- [EXERCISE GOAL]
Write down each entry again, exactly as it reads.

- [RECORDED DATA]
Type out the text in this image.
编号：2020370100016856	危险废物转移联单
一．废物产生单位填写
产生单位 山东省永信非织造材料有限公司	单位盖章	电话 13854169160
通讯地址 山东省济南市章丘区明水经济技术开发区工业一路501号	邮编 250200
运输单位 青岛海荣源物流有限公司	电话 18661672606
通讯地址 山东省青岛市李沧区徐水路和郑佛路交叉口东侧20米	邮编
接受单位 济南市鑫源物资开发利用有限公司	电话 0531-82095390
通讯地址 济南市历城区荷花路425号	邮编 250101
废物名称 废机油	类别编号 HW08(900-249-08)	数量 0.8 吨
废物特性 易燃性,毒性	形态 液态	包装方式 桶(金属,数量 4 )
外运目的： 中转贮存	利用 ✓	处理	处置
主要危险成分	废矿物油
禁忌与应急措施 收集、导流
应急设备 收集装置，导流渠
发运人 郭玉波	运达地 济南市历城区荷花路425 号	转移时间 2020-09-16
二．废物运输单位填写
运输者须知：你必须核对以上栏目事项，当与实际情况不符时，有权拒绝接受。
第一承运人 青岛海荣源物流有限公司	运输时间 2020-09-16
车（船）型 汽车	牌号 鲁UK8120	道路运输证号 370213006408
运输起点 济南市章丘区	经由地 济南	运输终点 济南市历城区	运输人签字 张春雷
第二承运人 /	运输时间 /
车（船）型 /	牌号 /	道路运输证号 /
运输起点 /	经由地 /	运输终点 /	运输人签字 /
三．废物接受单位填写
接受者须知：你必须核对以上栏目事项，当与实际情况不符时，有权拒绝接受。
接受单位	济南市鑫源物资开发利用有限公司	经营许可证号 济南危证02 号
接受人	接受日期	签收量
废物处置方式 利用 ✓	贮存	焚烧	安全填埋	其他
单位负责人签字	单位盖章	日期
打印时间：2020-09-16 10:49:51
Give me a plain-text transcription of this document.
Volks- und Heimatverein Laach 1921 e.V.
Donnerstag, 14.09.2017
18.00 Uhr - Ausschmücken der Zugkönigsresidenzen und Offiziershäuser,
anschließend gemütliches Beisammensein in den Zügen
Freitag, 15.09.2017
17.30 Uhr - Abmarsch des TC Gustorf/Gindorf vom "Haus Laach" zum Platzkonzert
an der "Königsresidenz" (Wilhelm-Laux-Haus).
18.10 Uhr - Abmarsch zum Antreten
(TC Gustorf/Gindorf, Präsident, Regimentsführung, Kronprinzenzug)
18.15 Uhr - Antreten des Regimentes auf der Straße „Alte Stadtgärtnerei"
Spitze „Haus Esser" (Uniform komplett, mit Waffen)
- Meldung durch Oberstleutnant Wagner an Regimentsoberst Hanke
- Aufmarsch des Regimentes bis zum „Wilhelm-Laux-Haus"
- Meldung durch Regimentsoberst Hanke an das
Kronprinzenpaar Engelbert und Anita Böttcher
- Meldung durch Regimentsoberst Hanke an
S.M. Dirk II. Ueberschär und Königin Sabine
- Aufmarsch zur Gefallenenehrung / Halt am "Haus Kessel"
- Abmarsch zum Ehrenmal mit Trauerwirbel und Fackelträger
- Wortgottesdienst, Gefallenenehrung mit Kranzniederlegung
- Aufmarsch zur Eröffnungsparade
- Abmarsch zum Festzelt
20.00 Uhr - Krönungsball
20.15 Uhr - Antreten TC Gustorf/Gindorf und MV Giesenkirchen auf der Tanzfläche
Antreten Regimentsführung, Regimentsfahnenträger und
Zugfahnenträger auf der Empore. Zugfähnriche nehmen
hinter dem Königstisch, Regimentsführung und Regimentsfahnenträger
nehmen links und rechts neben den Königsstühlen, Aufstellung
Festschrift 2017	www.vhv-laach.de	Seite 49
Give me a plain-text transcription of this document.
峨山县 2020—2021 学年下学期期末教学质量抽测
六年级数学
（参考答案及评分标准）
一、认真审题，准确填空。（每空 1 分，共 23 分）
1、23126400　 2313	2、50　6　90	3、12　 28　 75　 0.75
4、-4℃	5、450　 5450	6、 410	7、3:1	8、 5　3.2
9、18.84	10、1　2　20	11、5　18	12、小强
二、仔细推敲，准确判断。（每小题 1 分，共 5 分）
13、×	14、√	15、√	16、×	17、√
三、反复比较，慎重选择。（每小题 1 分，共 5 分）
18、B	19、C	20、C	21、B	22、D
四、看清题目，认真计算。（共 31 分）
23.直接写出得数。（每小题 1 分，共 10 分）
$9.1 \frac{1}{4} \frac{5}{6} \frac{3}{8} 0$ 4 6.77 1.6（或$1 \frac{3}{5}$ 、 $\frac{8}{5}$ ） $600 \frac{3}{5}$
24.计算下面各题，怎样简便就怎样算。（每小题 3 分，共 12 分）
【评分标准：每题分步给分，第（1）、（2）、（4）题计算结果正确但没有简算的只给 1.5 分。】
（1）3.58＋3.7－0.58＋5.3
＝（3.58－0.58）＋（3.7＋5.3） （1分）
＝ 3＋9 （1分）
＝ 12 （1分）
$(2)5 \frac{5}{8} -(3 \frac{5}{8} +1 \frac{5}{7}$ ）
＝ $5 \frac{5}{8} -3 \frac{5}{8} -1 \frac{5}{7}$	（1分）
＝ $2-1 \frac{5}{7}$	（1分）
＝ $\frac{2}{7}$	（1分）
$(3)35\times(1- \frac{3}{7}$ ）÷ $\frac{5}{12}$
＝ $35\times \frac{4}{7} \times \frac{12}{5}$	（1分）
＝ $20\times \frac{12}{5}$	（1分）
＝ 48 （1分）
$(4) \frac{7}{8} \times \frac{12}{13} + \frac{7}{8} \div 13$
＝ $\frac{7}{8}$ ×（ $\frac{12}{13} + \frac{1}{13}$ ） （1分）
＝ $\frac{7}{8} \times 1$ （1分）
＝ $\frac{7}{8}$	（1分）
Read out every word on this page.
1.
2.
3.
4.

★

- [CORRECT RESPONSE]
Type out the text in this image.
编号：2020370100016856	危险废物转移联单
一．废物产生单位填写
产生单位 山东省永信非织造材料有限公司	单位盖章	电话 13854169160
通讯地址 山东省济南市章丘区明水经济技术开发区工业一路501号	邮编 250200
运输单位 青岛海荣源物流有限公司	电话 18661672606
通讯地址 山东省青岛市李沧区徐水路和郑佛路交叉口东侧20米	邮编
接受单位 济南市鑫源物资开发利用有限公司	电话 0531-82095390
通讯地址 济南市历城区荷花路425号	邮编 250101
废物名称 废机油	类别编号 HW08(900-249-08)	数量 0.8 吨
废物特性 易燃性,毒性	形态 液态	包装方式 桶(金属,数量 4 )
外运目的： 中转贮存	利用 ✓	处理	处置
主要危险成分	废矿物油
禁忌与应急措施 收集、导流
应急设备 收集装置，导流渠
发运人 郭玉波	运达地 济南市历城区荷花路425 号	转移时间 2020-09-16
二．废物运输单位填写
运输者须知：你必须核对以上栏目事项，当与实际情况不符时，有权拒绝接受。
第一承运人 青岛海荣源物流有限公司	运输时间 2020-09-16
车（船）型 汽车	牌号 鲁UK8120	道路运输证号 370213006408
运输起点 济南市章丘区	经由地 济南	运输终点 济南市历城区	运输人签字 张春雷
第二承运人 /	运输时间 /
车（船）型 /	牌号 /	道路运输证号 /
运输起点 /	经由地 /	运输终点 /	运输人签字 /
三．废物接受单位填写
接受者须知：你必须核对以上栏目事项，当与实际情况不符时，有权拒绝接受。
接受单位	济南市鑫源物资开发利用有限公司	经营许可证号 济南危证02 号
接受人	接受日期	签收量
废物处置方式 利用 ✓	贮存	焚烧	安全填埋	其他
单位负责人签字	单位盖章	日期
打印时间：2020-09-16 10:49:51
Give me a plain-text transcription of this document.
Volks- und Heimatverein Laach 1921 e.V.
Donnerstag, 14.09.2017
18.00 Uhr - Ausschmücken der Zugkönigsresidenzen und Offiziershäuser,
anschließend gemütliches Beisammensein in den Zügen
Freitag, 15.09.2017
17.30 Uhr - Abmarsch des TC Gustorf/Gindorf vom "Haus Laach" zum Platzkonzert
an der "Königsresidenz" (Wilhelm-Laux-Haus).
18.10 Uhr - Abmarsch zum Antreten
(TC Gustorf/Gindorf, Präsident, Regimentsführung, Kronprinzenzug)
18.15 Uhr - Antreten des Regimentes auf der Straße „Alte Stadtgärtnerei"
Spitze „Haus Esser" (Uniform komplett, mit Waffen)
- Meldung durch Oberstleutnant Wagner an Regimentsoberst Hanke
- Aufmarsch des Regimentes bis zum „Wilhelm-Laux-Haus"
- Meldung durch Regimentsoberst Hanke an das
Kronprinzenpaar Engelbert und Anita Böttcher
- Meldung durch Regimentsoberst Hanke an
S.M. Dirk II. Ueberschär und Königin Sabine
- Aufmarsch zur Gefallenenehrung / Halt am "Haus Kessel"
- Abmarsch zum Ehrenmal mit Trauerwirbel und Fackelträger
- Wortgottesdienst, Gefallenenehrung mit Kranzniederlegung
- Aufmarsch zur Eröffnungsparade
- Abmarsch zum Festzelt
20.00 Uhr - Krönungsball
20.15 Uhr - Antreten TC Gustorf/Gindorf und MV Giesenkirchen auf der Tanzfläche
Antreten Regimentsführung, Regimentsfahnenträger und
Zugfahnenträger auf der Empore. Zugfähnriche nehmen
hinter dem Königstisch, Regimentsführung und Regimentsfahnenträger
nehmen links und rechts neben den Königsstühlen, Aufstellung
Festschrift 2017	www.vhv-laach.de	Seite 49
Give me a plain-text transcription of this document.
峨山县 2020—2021 学年下学期期末教学质量抽测
六年级数学
（参考答案及评分标准）
一、认真审题，准确填空。（每空 1 分，共 23 分）
1、23126400　 2313	2、50　6　90	3、12　 28　 75　 0.75
4、-4℃	5、450　 5450	6、 410	7、3:1	8、 5　3.2
9、18.84	10、1　2　20	11、5　18	12、小强
二、仔细推敲，准确判断。（每小题 1 分，共 5 分）
13、×	14、√	15、√	16、×	17、√
三、反复比较，慎重选择。（每小题 1 分，共 5 分）
18、B	19、C	20、C	21、B	22、D
四、看清题目，认真计算。（共 31 分）
23.直接写出得数。（每小题 1 分，共 10 分）
$9.1 \frac{1}{4} \frac{5}{6} \frac{3}{8} 0$ 4 6.77 1.6（或$1 \frac{3}{5}$ 、 $\frac{8}{5}$ ） $600 \frac{3}{5}$
24.计算下面各题，怎样简便就怎样算。（每小题 3 分，共 12 分）
【评分标准：每题分步给分，第（1）、（2）、（4）题计算结果正确但没有简算的只给 1.5 分。】
（1）3.58＋3.7－0.58＋5.3
＝（3.58－0.58）＋（3.7＋5.3） （1分）
＝ 3＋9 （1分）
＝ 12 （1分）
$(2)5 \frac{5}{8} -(3 \frac{5}{8} +1 \frac{5}{7}$ ）
＝ $5 \frac{5}{8} -3 \frac{5}{8} -1 \frac{5}{7}$	（1分）
＝ $2-1 \frac{5}{7}$	（1分）
＝ $\frac{2}{7}$	（1分）
$(3)35\times(1- \frac{3}{7}$ ）÷ $\frac{5}{12}$
＝ $35\times \frac{4}{7} \times \frac{12}{5}$	（1分）
＝ $20\times \frac{12}{5}$	（1分）
＝ 48 （1分）
$(4) \frac{7}{8} \times \frac{12}{13} + \frac{7}{8} \div 13$
＝ $\frac{7}{8}$ ×（ $\frac{12}{13} + \frac{1}{13}$ ） （1分）
＝ $\frac{7}{8} \times 1$ （1分）
＝ $\frac{7}{8}$	（1分）
Read out every word on this page.
1.
2.
3.
4.

★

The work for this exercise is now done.